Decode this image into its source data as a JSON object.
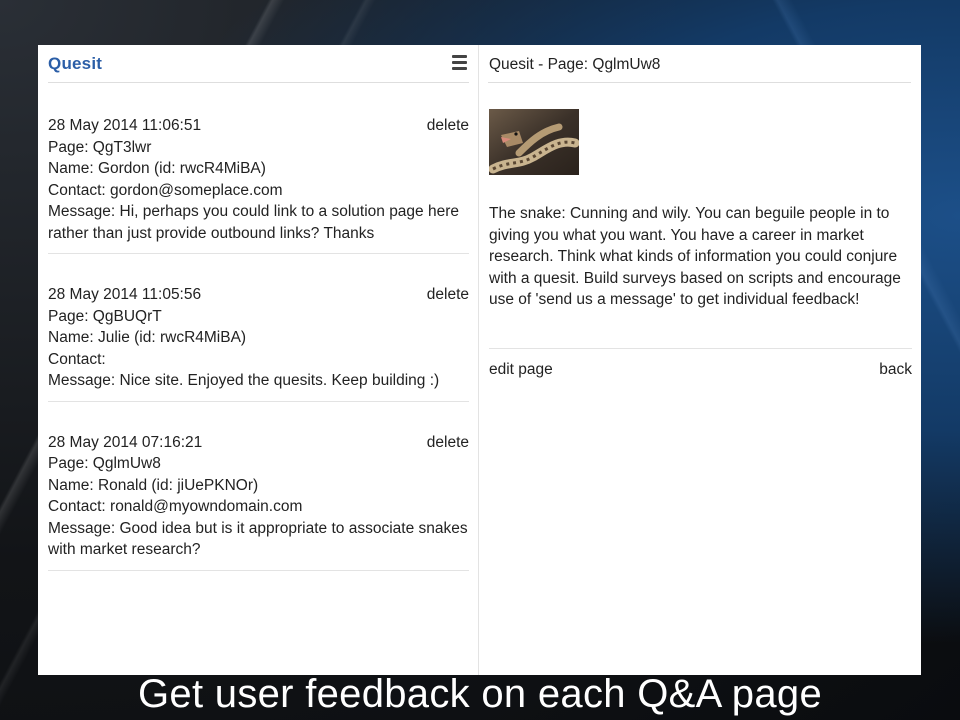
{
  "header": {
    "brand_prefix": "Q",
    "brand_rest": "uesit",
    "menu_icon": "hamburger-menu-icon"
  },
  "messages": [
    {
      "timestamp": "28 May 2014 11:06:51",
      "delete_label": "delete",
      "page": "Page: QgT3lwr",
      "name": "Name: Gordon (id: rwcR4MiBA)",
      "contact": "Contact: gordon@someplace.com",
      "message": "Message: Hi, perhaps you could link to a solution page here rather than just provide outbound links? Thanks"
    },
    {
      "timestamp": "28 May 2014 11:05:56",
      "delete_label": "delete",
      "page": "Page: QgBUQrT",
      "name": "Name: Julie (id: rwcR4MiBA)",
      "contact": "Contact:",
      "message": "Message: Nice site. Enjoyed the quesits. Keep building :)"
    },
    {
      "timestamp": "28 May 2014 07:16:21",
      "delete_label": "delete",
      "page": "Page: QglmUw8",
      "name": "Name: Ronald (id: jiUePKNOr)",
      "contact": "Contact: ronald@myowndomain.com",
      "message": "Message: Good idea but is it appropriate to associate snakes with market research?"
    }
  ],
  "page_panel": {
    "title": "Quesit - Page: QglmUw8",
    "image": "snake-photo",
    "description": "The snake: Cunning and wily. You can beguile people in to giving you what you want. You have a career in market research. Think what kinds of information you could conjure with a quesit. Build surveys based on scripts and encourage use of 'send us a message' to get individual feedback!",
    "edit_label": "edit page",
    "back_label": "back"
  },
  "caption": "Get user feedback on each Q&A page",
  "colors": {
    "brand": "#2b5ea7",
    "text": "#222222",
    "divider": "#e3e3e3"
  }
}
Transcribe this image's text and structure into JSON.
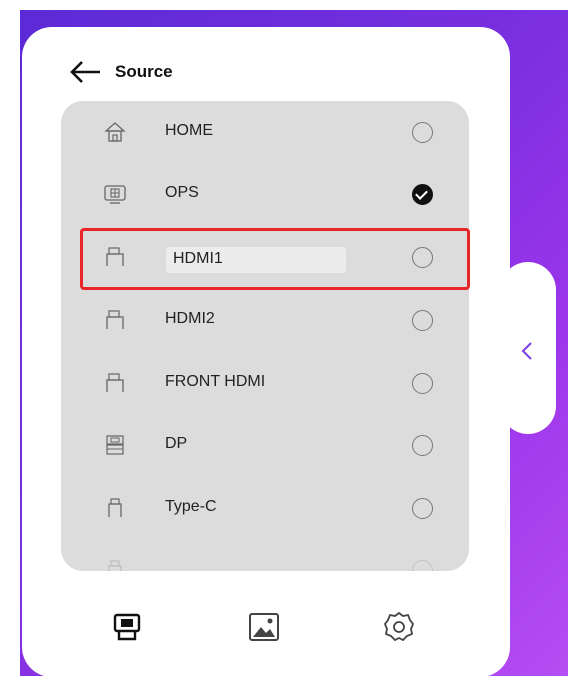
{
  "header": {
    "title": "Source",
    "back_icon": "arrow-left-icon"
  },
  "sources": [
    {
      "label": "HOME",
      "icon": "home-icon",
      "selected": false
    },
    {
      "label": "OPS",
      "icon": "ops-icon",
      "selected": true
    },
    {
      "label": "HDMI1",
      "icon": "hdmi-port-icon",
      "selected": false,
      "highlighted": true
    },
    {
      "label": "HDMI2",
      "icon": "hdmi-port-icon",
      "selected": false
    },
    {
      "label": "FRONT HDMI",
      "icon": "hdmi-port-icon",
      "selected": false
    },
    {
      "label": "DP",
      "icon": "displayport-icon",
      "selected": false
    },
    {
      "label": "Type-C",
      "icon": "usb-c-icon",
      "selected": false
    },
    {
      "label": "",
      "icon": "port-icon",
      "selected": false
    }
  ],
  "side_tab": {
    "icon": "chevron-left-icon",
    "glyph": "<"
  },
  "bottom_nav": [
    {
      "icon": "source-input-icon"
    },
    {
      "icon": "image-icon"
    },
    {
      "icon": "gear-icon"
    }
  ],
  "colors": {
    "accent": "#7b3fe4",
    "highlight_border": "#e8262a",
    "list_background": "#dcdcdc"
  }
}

* * *

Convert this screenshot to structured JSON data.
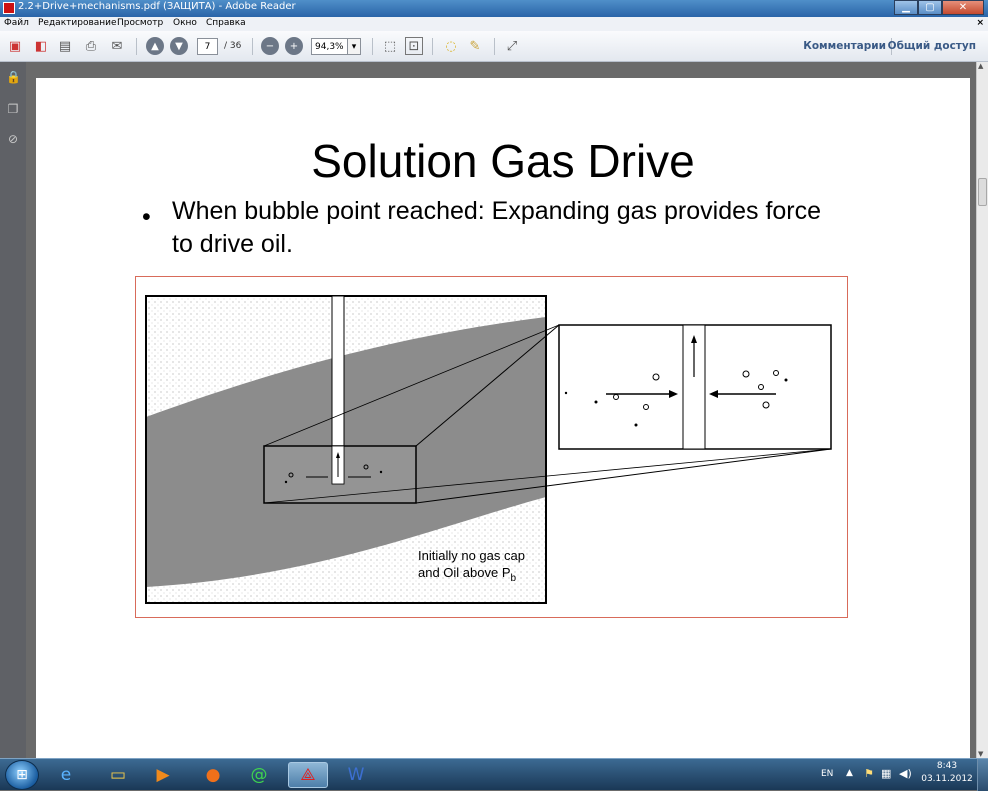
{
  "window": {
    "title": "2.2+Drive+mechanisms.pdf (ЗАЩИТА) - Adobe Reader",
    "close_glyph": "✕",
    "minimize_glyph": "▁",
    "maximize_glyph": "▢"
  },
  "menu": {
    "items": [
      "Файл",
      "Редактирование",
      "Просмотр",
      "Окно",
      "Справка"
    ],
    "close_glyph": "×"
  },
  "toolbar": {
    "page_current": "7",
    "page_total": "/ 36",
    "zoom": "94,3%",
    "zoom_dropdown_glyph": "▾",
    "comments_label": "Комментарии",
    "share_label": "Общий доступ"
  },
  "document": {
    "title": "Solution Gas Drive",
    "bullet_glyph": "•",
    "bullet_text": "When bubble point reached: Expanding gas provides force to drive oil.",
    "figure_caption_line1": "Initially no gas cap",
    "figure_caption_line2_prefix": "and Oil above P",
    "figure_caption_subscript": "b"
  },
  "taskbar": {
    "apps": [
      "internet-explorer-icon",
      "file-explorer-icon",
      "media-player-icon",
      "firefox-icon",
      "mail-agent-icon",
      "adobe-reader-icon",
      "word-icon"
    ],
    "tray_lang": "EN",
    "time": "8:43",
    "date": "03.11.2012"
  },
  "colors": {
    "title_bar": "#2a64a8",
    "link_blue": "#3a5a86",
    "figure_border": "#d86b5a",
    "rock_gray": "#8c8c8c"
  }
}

* * *

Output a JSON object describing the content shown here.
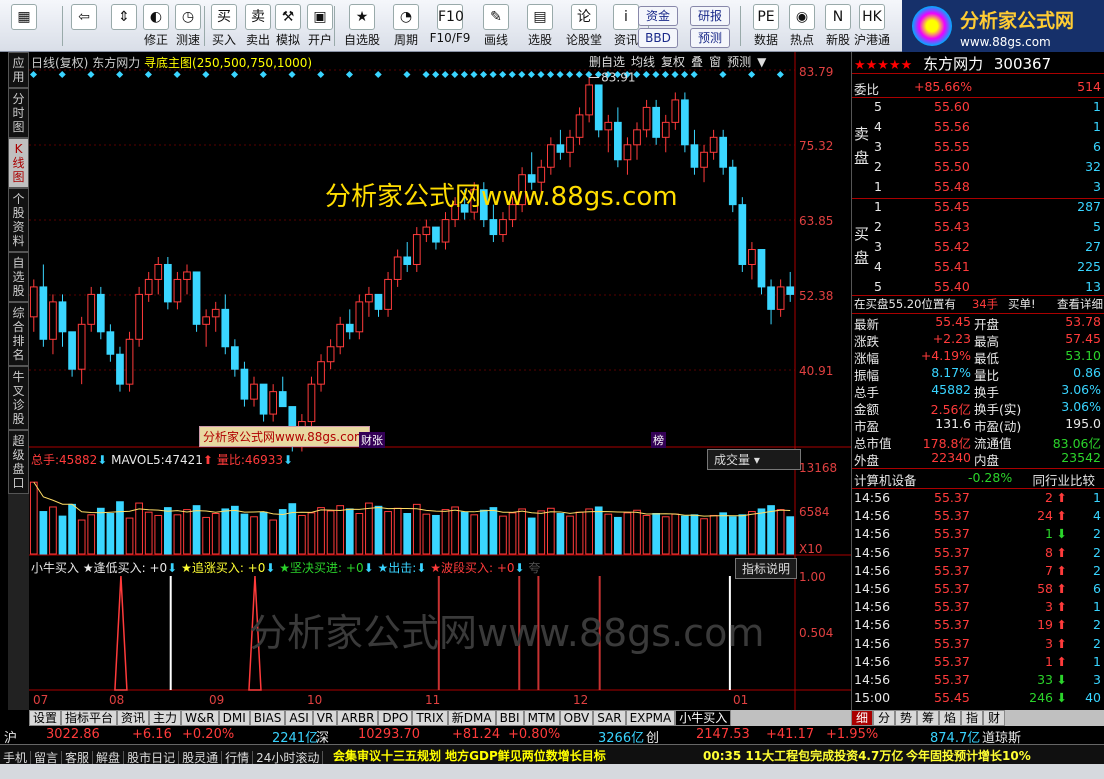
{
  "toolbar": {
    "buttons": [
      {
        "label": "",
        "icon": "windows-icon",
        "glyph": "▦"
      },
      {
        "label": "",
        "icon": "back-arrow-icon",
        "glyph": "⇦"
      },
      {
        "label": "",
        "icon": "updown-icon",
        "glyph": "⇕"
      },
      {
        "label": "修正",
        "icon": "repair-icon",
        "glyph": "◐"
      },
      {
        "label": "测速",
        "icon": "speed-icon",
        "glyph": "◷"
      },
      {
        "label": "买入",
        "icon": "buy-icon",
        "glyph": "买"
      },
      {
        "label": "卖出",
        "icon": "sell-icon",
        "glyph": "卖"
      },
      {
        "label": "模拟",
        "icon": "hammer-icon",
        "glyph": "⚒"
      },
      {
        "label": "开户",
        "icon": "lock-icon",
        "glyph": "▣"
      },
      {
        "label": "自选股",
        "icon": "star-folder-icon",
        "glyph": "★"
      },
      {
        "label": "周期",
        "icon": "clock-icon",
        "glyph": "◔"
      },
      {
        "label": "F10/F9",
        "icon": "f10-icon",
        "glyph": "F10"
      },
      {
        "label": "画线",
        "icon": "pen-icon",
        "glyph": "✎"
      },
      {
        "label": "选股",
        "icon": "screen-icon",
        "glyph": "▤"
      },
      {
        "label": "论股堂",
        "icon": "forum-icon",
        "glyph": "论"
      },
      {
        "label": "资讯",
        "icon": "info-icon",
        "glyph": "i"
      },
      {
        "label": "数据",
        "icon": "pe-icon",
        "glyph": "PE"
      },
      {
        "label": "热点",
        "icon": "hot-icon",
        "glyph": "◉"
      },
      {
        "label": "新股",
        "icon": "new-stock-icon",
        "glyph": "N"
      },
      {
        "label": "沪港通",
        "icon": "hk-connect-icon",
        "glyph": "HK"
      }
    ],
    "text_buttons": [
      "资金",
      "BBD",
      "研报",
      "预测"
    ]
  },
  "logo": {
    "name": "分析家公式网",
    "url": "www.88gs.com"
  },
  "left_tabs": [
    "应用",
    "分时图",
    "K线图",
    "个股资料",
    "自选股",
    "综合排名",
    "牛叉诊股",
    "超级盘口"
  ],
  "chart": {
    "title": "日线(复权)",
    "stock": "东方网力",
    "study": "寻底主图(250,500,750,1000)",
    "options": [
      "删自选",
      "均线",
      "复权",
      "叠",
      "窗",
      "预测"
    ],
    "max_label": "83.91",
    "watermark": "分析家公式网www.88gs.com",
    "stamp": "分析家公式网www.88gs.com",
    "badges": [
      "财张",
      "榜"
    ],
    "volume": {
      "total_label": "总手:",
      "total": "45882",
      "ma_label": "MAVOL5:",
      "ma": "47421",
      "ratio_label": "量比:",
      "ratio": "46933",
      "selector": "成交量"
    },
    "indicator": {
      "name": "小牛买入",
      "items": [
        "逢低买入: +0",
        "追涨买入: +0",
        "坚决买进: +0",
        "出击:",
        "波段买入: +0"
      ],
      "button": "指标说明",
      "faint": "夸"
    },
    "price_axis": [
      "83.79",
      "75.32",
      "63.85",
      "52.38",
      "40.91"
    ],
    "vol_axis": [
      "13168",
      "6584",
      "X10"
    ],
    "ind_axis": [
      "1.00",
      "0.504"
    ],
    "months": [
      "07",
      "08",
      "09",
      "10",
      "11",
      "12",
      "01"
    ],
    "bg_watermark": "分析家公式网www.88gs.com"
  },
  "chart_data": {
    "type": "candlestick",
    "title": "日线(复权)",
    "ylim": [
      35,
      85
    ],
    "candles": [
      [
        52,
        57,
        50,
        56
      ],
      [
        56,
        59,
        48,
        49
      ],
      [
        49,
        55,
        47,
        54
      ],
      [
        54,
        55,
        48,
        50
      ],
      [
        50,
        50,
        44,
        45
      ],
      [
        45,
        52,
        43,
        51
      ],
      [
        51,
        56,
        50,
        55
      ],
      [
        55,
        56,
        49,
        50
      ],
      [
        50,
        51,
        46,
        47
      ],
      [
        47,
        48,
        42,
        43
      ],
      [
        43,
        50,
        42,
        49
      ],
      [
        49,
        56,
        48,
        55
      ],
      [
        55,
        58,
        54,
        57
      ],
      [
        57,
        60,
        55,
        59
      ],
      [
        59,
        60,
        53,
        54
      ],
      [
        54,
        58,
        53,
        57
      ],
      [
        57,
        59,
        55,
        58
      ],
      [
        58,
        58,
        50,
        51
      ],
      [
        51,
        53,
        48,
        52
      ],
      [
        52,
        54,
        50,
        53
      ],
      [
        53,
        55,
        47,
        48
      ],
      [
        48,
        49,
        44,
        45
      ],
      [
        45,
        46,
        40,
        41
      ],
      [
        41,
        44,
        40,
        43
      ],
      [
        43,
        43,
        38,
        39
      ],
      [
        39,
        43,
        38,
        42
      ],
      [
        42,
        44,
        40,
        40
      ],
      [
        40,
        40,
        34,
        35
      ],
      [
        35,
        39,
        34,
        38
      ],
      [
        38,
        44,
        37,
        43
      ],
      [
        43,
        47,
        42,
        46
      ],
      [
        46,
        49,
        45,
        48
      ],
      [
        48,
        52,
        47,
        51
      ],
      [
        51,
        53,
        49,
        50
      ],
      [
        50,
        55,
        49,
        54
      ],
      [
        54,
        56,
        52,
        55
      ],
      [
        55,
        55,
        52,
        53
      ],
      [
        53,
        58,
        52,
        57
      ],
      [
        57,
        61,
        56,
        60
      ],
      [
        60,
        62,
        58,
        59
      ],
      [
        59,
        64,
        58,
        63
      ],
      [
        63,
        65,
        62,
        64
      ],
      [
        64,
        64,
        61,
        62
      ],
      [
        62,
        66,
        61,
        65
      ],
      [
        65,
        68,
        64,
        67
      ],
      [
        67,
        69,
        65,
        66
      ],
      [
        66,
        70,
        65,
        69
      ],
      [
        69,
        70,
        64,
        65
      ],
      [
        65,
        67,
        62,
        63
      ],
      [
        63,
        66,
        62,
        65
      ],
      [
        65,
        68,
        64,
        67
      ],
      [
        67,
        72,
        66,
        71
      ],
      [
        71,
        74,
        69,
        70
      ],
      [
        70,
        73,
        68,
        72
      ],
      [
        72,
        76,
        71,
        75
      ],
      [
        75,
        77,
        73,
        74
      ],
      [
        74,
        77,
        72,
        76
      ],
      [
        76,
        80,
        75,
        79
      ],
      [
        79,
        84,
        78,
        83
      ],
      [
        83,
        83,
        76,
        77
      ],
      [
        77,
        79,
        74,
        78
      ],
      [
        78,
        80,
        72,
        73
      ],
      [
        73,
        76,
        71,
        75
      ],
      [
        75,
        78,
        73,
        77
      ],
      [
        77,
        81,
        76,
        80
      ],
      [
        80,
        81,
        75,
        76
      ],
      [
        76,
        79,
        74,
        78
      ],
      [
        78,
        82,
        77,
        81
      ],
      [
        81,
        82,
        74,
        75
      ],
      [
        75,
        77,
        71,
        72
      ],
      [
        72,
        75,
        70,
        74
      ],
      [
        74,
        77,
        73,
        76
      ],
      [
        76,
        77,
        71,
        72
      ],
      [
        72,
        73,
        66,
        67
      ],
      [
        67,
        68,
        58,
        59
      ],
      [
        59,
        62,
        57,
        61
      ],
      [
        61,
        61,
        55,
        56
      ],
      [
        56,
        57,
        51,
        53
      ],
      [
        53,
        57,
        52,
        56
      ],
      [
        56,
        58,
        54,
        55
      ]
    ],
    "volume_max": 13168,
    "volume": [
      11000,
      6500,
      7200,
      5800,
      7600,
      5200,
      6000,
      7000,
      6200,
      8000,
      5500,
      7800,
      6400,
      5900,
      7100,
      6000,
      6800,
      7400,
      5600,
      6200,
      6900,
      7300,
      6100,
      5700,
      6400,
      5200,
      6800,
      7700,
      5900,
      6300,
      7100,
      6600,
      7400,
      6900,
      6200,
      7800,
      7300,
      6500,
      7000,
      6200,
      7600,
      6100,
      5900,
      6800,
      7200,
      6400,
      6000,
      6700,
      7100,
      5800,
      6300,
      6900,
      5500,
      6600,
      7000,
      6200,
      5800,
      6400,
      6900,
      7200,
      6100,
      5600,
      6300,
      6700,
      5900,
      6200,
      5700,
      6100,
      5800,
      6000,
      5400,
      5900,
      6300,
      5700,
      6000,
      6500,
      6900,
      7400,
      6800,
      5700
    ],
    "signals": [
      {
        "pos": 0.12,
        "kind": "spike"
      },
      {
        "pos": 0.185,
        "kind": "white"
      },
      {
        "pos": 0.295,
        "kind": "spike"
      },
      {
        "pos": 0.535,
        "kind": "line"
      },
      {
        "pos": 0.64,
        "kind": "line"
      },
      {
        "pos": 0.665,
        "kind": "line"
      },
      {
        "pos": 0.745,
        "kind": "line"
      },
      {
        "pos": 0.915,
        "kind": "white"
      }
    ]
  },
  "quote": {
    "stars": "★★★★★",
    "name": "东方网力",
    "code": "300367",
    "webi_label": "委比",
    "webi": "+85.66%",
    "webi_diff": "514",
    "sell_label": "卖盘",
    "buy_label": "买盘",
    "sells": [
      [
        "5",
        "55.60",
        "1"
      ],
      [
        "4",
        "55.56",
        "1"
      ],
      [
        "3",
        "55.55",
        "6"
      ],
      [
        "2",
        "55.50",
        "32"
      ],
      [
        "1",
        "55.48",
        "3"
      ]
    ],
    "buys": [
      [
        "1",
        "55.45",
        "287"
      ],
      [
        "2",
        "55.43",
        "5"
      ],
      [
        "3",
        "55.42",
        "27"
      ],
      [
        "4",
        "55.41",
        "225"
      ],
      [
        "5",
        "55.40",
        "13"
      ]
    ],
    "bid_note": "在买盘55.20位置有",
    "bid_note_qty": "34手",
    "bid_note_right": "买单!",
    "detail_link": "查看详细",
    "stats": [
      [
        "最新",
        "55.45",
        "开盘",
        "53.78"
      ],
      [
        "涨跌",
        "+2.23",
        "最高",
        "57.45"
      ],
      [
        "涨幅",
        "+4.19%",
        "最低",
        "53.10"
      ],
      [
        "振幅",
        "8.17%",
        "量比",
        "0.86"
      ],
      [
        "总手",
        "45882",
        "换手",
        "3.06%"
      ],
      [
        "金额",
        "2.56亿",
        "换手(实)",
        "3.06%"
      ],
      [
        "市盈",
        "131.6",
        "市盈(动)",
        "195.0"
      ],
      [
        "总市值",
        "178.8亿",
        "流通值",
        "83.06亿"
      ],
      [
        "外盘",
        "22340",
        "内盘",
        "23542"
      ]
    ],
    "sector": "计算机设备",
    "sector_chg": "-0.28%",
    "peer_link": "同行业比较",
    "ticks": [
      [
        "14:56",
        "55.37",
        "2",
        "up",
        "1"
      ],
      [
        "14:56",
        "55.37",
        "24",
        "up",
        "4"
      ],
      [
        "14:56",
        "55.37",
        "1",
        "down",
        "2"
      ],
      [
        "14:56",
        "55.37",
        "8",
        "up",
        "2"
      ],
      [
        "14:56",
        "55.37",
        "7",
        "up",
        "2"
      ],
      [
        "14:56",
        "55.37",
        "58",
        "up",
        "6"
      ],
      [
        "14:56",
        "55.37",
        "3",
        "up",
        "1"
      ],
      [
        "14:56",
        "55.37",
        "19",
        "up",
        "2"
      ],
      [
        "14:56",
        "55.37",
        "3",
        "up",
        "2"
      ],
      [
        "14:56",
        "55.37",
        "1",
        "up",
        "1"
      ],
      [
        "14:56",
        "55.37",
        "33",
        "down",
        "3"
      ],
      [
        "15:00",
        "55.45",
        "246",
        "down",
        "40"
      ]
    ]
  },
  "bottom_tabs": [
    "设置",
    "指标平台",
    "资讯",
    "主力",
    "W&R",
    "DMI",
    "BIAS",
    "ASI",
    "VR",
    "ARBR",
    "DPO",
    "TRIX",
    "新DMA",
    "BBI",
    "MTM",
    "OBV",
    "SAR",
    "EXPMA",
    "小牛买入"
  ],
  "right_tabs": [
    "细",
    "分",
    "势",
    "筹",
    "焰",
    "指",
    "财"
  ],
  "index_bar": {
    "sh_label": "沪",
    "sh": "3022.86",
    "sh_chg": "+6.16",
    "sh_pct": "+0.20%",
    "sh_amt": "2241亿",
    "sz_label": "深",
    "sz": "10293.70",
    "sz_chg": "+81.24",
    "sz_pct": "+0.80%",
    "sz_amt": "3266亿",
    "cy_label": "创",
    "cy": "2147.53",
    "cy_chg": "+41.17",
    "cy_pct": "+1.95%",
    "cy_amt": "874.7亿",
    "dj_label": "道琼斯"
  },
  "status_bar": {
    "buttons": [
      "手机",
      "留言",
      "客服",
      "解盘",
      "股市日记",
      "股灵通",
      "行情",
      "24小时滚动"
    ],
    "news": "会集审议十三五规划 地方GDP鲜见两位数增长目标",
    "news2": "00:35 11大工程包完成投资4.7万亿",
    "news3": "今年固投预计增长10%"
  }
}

■ **Exercise directions**
State the number of lines that contain the string "research", with no other words.

■ **Answer to the task**
2